Search the entries for the word "where" and pull out each line that has it.

>> BEGIN PROVIDED ENTRIES

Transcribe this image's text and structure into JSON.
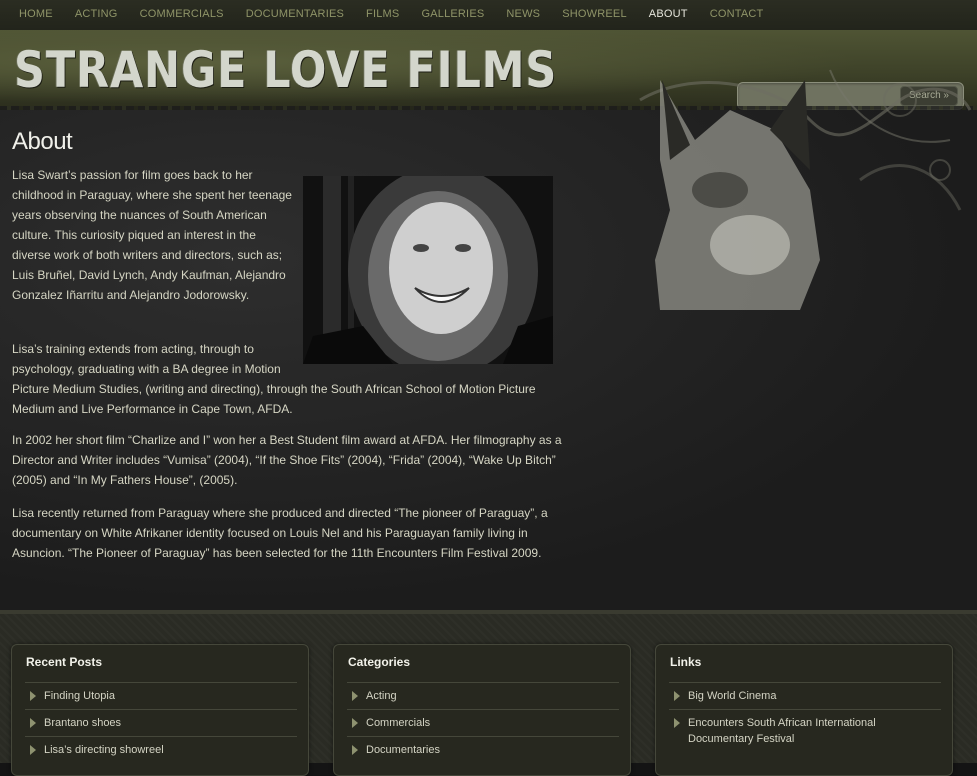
{
  "nav": {
    "items": [
      "HOME",
      "ACTING",
      "COMMERCIALS",
      "DOCUMENTARIES",
      "FILMS",
      "GALLERIES",
      "NEWS",
      "SHOWREEL",
      "ABOUT",
      "CONTACT"
    ],
    "active": "ABOUT"
  },
  "header": {
    "logo": "STRANGE LOVE FILMS",
    "search": {
      "placeholder": "",
      "button_label": "Search »"
    }
  },
  "main": {
    "title": "About",
    "paragraphs": [
      "Lisa Swart’s passion for film goes back to her childhood in Paraguay, where she spent her teenage years observing the nuances of South American culture. This curiosity piqued an interest in the diverse work of both writers and directors, such as; Luis Bruñel, David Lynch, Andy Kaufman, Alejandro Gonzalez Iñarritu and Alejandro Jodorowsky.",
      "Lisa’s training extends from acting, through to psychology, graduating with a BA degree in Motion",
      "Picture Medium Studies, (writing and directing), through the South African School of Motion Picture Medium and Live Performance in Cape Town, AFDA.",
      "In 2002 her short film “Charlize and I” won her a Best Student film award at AFDA. Her filmography as a Director and Writer includes  “Vumisa” (2004), “If the Shoe Fits” (2004), “Frida” (2004), “Wake Up Bitch” (2005) and “In My Fathers House”, (2005).",
      "Lisa recently returned from Paraguay where she produced and directed “The pioneer of Paraguay”, a documentary on White Afrikaner identity focused on Louis Nel and his Paraguayan family living in Asuncion. “The Pioneer of Paraguay”  has been selected for the 11th Encounters Film Festival 2009."
    ]
  },
  "footer": {
    "recent_posts": {
      "title": "Recent Posts",
      "items": [
        "Finding Utopia",
        "Brantano shoes",
        "Lisa’s directing showreel"
      ]
    },
    "categories": {
      "title": "Categories",
      "items": [
        "Acting",
        "Commercials",
        "Documentaries"
      ]
    },
    "links": {
      "title": "Links",
      "items": [
        "Big World Cinema",
        "Encounters South African International Documentary Festival"
      ]
    }
  },
  "colors": {
    "nav_text": "#8f9468",
    "nav_active": "#e6e6dc",
    "header_olive": "#4f5434",
    "body_text": "#d6d6c4"
  }
}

>> END PROVIDED ENTRIES

§ EXPECTED ANSWER
      "Lisa Swart’s passion for film goes back to her childhood in Paraguay, where she spent her teenage years observing the nuances of South American culture. This curiosity piqued an interest in the diverse work of both writers and directors, such as; Luis Bruñel, David Lynch, Andy Kaufman, Alejandro Gonzalez Iñarritu and Alejandro Jodorowsky.",
      "Lisa recently returned from Paraguay where she produced and directed “The pioneer of Paraguay”, a documentary on White Afrikaner identity focused on Louis Nel and his Paraguayan family living in Asuncion. “The Pioneer of Paraguay”  has been selected for the 11th Encounters Film Festival 2009."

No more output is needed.